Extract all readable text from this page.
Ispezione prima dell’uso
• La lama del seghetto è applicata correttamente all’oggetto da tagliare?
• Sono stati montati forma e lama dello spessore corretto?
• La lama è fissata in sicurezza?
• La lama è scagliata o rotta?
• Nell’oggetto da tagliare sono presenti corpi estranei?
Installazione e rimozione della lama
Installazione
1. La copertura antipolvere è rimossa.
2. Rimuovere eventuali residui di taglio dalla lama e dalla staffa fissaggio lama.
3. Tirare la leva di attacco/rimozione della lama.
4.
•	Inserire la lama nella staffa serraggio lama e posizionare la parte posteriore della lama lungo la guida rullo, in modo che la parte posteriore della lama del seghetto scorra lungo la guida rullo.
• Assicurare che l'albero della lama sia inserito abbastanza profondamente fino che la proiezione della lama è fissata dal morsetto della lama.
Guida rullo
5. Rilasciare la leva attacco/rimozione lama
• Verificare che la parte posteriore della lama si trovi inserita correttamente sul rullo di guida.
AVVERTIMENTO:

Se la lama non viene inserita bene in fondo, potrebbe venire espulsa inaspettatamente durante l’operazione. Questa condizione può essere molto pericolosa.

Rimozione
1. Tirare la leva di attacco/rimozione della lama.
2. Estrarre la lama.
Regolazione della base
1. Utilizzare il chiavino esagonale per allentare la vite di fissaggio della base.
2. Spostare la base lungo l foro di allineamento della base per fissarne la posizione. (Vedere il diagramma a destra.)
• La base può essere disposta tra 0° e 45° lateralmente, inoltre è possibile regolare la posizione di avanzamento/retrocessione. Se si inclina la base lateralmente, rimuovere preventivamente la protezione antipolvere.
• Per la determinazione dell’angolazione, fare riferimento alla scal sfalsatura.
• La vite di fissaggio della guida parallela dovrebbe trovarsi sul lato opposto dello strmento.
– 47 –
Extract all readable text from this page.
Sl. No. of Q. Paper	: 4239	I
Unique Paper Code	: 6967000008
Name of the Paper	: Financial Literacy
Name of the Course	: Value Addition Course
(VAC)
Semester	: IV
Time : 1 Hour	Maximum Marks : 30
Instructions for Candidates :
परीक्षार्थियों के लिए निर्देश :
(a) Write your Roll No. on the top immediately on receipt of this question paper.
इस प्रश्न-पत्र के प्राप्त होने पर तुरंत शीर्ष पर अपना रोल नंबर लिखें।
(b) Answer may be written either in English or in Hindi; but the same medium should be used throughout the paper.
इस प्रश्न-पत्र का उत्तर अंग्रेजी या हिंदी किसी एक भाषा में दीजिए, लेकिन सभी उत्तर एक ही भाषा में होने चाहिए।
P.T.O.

--

# [Task objective]
Transcribe the material exactly as it reads.

# [Answer to the problem]
Extract all readable text from this page.
Ispezione prima dell’uso
• La lama del seghetto è applicata correttamente all’oggetto da tagliare?
• Sono stati montati forma e lama dello spessore corretto?
• La lama è fissata in sicurezza?
• La lama è scagliata o rotta?
• Nell’oggetto da tagliare sono presenti corpi estranei?
Installazione e rimozione della lama
Installazione
1. La copertura antipolvere è rimossa.
2. Rimuovere eventuali residui di taglio dalla lama e dalla staffa fissaggio lama.
3. Tirare la leva di attacco/rimozione della lama.
4.
•	Inserire la lama nella staffa serraggio lama e posizionare la parte posteriore della lama lungo la guida rullo, in modo che la parte posteriore della lama del seghetto scorra lungo la guida rullo.
• Assicurare che l'albero della lama sia inserito abbastanza profondamente fino che la proiezione della lama è fissata dal morsetto della lama.
Guida rullo
5. Rilasciare la leva attacco/rimozione lama
• Verificare che la parte posteriore della lama si trovi inserita correttamente sul rullo di guida.
AVVERTIMENTO:

Se la lama non viene inserita bene in fondo, potrebbe venire espulsa inaspettatamente durante l’operazione. Questa condizione può essere molto pericolosa.

Rimozione
1. Tirare la leva di attacco/rimozione della lama.
2. Estrarre la lama.
Regolazione della base
1. Utilizzare il chiavino esagonale per allentare la vite di fissaggio della base.
2. Spostare la base lungo l foro di allineamento della base per fissarne la posizione. (Vedere il diagramma a destra.)
• La base può essere disposta tra 0° e 45° lateralmente, inoltre è possibile regolare la posizione di avanzamento/retrocessione. Se si inclina la base lateralmente, rimuovere preventivamente la protezione antipolvere.
• Per la determinazione dell’angolazione, fare riferimento alla scal sfalsatura.
• La vite di fissaggio della guida parallela dovrebbe trovarsi sul lato opposto dello strmento.
– 47 –
Extract all readable text from this page.
Sl. No. of Q. Paper	: 4239	I
Unique Paper Code	: 6967000008
Name of the Paper	: Financial Literacy
Name of the Course	: Value Addition Course
(VAC)
Semester	: IV
Time : 1 Hour	Maximum Marks : 30
Instructions for Candidates :
परीक्षार्थियों के लिए निर्देश :
(a) Write your Roll No. on the top immediately on receipt of this question paper.
इस प्रश्न-पत्र के प्राप्त होने पर तुरंत शीर्ष पर अपना रोल नंबर लिखें।
(b) Answer may be written either in English or in Hindi; but the same medium should be used throughout the paper.
इस प्रश्न-पत्र का उत्तर अंग्रेजी या हिंदी किसी एक भाषा में दीजिए, लेकिन सभी उत्तर एक ही भाषा में होने चाहिए।
P.T.O.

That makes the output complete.